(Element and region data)
--------------------

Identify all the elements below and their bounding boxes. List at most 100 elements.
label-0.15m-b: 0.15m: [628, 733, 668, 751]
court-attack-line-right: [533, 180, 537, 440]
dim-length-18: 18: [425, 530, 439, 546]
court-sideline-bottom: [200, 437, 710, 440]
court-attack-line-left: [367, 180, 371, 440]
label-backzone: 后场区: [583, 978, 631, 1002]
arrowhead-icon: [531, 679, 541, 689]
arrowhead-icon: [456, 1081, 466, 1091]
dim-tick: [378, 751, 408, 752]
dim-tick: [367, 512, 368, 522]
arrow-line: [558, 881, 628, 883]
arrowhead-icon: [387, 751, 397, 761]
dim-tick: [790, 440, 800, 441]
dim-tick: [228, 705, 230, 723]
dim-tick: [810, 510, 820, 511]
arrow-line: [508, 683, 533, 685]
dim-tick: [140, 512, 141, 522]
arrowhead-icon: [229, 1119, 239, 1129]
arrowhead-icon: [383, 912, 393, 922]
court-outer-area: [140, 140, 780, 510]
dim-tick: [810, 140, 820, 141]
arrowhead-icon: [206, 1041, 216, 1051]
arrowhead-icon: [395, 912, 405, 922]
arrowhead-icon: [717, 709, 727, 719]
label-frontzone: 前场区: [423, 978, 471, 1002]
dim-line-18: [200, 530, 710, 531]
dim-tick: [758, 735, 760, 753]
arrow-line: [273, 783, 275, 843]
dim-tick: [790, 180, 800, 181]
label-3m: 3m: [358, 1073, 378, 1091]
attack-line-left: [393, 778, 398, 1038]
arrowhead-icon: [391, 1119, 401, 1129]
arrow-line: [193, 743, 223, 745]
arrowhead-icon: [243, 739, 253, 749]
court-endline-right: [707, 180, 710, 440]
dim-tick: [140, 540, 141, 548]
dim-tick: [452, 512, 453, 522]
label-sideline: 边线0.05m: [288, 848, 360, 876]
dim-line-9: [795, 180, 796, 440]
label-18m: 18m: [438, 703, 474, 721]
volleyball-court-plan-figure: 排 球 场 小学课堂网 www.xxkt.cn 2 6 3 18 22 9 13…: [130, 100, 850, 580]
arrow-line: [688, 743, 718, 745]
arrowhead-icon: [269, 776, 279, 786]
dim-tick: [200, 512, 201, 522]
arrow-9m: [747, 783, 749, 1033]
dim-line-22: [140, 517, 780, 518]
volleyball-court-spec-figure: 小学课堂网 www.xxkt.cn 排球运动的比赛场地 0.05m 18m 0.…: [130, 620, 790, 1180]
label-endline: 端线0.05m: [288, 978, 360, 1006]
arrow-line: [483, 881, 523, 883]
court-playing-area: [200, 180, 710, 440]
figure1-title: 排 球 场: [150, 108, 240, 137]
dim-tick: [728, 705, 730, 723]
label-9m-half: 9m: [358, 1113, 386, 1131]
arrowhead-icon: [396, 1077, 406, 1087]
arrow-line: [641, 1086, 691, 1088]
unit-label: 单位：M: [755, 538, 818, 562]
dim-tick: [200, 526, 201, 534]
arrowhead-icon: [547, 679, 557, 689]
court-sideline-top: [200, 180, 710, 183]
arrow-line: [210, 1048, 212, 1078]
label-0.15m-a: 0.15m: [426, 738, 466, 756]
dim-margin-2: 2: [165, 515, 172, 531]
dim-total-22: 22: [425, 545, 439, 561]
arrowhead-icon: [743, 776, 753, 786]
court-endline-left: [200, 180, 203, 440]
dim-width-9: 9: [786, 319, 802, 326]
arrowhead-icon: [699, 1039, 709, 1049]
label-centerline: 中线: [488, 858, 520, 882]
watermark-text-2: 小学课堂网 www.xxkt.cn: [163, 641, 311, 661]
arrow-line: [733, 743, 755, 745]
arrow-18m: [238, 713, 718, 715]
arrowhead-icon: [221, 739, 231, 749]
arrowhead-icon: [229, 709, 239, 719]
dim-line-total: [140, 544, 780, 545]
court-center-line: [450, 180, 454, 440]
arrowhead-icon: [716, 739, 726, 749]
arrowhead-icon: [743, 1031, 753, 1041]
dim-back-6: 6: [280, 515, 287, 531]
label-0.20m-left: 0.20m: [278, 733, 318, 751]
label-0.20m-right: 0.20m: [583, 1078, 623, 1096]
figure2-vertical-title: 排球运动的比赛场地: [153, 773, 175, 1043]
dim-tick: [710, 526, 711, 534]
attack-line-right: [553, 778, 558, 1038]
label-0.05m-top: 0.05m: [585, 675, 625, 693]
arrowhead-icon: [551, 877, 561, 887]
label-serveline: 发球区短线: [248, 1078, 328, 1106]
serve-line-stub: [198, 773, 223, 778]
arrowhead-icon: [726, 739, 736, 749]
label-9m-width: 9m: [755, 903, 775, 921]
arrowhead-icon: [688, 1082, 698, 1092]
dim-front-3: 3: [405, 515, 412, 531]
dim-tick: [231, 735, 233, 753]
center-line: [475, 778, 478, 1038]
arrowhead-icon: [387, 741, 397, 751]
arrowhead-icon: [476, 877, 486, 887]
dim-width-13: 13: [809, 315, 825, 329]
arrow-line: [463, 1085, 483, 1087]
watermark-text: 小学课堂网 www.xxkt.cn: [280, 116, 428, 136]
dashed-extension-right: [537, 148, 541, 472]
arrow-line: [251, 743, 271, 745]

--------------------

* _EXERCISE AIM_: Please reproduce every line of the records above verbatim.

* _ANSWER TO THE EXERCISE_:
Identify all the elements below and their bounding boxes. List at most 100 elements.
label-0.15m-b: 0.15m: [628, 733, 668, 751]
court-attack-line-right: [533, 180, 537, 440]
dim-length-18: 18: [425, 530, 439, 546]
court-sideline-bottom: [200, 437, 710, 440]
court-attack-line-left: [367, 180, 371, 440]
label-backzone: 后场区: [583, 978, 631, 1002]
arrowhead-icon: [531, 679, 541, 689]
arrowhead-icon: [456, 1081, 466, 1091]
dim-tick: [378, 751, 408, 752]
dim-tick: [367, 512, 368, 522]
arrow-line: [558, 881, 628, 883]
arrowhead-icon: [387, 751, 397, 761]
dim-tick: [790, 440, 800, 441]
dim-tick: [228, 705, 230, 723]
dim-tick: [810, 510, 820, 511]
arrow-line: [508, 683, 533, 685]
dim-tick: [140, 512, 141, 522]
arrowhead-icon: [229, 1119, 239, 1129]
arrowhead-icon: [383, 912, 393, 922]
court-outer-area: [140, 140, 780, 510]
dim-tick: [810, 140, 820, 141]
arrowhead-icon: [206, 1041, 216, 1051]
arrowhead-icon: [395, 912, 405, 922]
arrowhead-icon: [717, 709, 727, 719]
label-frontzone: 前场区: [423, 978, 471, 1002]
dim-line-18: [200, 530, 710, 531]
dim-tick: [758, 735, 760, 753]
arrow-line: [273, 783, 275, 843]
dim-tick: [790, 180, 800, 181]
label-3m: 3m: [358, 1073, 378, 1091]
attack-line-left: [393, 778, 398, 1038]
arrowhead-icon: [391, 1119, 401, 1129]
arrow-line: [193, 743, 223, 745]
arrowhead-icon: [243, 739, 253, 749]
court-endline-right: [707, 180, 710, 440]
dim-tick: [140, 540, 141, 548]
dim-tick: [452, 512, 453, 522]
label-sideline: 边线0.05m: [288, 848, 360, 876]
dim-line-9: [795, 180, 796, 440]
label-18m: 18m: [438, 703, 474, 721]
volleyball-court-plan-figure: 排 球 场 小学课堂网 www.xxkt.cn 2 6 3 18 22 9 13…: [130, 100, 850, 580]
arrow-line: [688, 743, 718, 745]
arrowhead-icon: [269, 776, 279, 786]
dim-tick: [200, 512, 201, 522]
arrow-9m: [747, 783, 749, 1033]
dim-line-22: [140, 517, 780, 518]
volleyball-court-spec-figure: 小学课堂网 www.xxkt.cn 排球运动的比赛场地 0.05m 18m 0.…: [130, 620, 790, 1180]
label-endline: 端线0.05m: [288, 978, 360, 1006]
arrow-line: [483, 881, 523, 883]
court-playing-area: [200, 180, 710, 440]
figure1-title: 排 球 场: [150, 108, 240, 137]
dim-tick: [728, 705, 730, 723]
label-9m-half: 9m: [358, 1113, 386, 1131]
arrowhead-icon: [396, 1077, 406, 1087]
arrow-line: [641, 1086, 691, 1088]
unit-label: 单位：M: [755, 538, 818, 562]
dim-tick: [200, 526, 201, 534]
arrowhead-icon: [547, 679, 557, 689]
court-sideline-top: [200, 180, 710, 183]
arrow-line: [210, 1048, 212, 1078]
label-0.15m-a: 0.15m: [426, 738, 466, 756]
dim-margin-2: 2: [165, 515, 172, 531]
dim-total-22: 22: [425, 545, 439, 561]
arrowhead-icon: [743, 776, 753, 786]
court-endline-left: [200, 180, 203, 440]
dim-width-9: 9: [786, 319, 802, 326]
arrowhead-icon: [699, 1039, 709, 1049]
label-centerline: 中线: [488, 858, 520, 882]
watermark-text-2: 小学课堂网 www.xxkt.cn: [163, 641, 311, 661]
arrow-line: [733, 743, 755, 745]
arrow-18m: [238, 713, 718, 715]
arrowhead-icon: [221, 739, 231, 749]
arrowhead-icon: [229, 709, 239, 719]
dim-line-total: [140, 544, 780, 545]
court-center-line: [450, 180, 454, 440]
arrowhead-icon: [716, 739, 726, 749]
arrowhead-icon: [743, 1031, 753, 1041]
dim-back-6: 6: [280, 515, 287, 531]
label-0.20m-left: 0.20m: [278, 733, 318, 751]
label-0.20m-right: 0.20m: [583, 1078, 623, 1096]
figure2-vertical-title: 排球运动的比赛场地: [153, 773, 175, 1043]
dim-tick: [710, 526, 711, 534]
attack-line-right: [553, 778, 558, 1038]
label-0.05m-top: 0.05m: [585, 675, 625, 693]
arrowhead-icon: [551, 877, 561, 887]
label-serveline: 发球区短线: [248, 1078, 328, 1106]
serve-line-stub: [198, 773, 223, 778]
arrowhead-icon: [726, 739, 736, 749]
label-9m-width: 9m: [755, 903, 775, 921]
arrowhead-icon: [688, 1082, 698, 1092]
dim-front-3: 3: [405, 515, 412, 531]
dim-tick: [231, 735, 233, 753]
center-line: [475, 778, 478, 1038]
arrowhead-icon: [387, 741, 397, 751]
arrowhead-icon: [476, 877, 486, 887]
dim-width-13: 13: [809, 315, 825, 329]
arrow-line: [463, 1085, 483, 1087]
watermark-text: 小学课堂网 www.xxkt.cn: [280, 116, 428, 136]
dashed-extension-right: [537, 148, 541, 472]
arrow-line: [251, 743, 271, 745]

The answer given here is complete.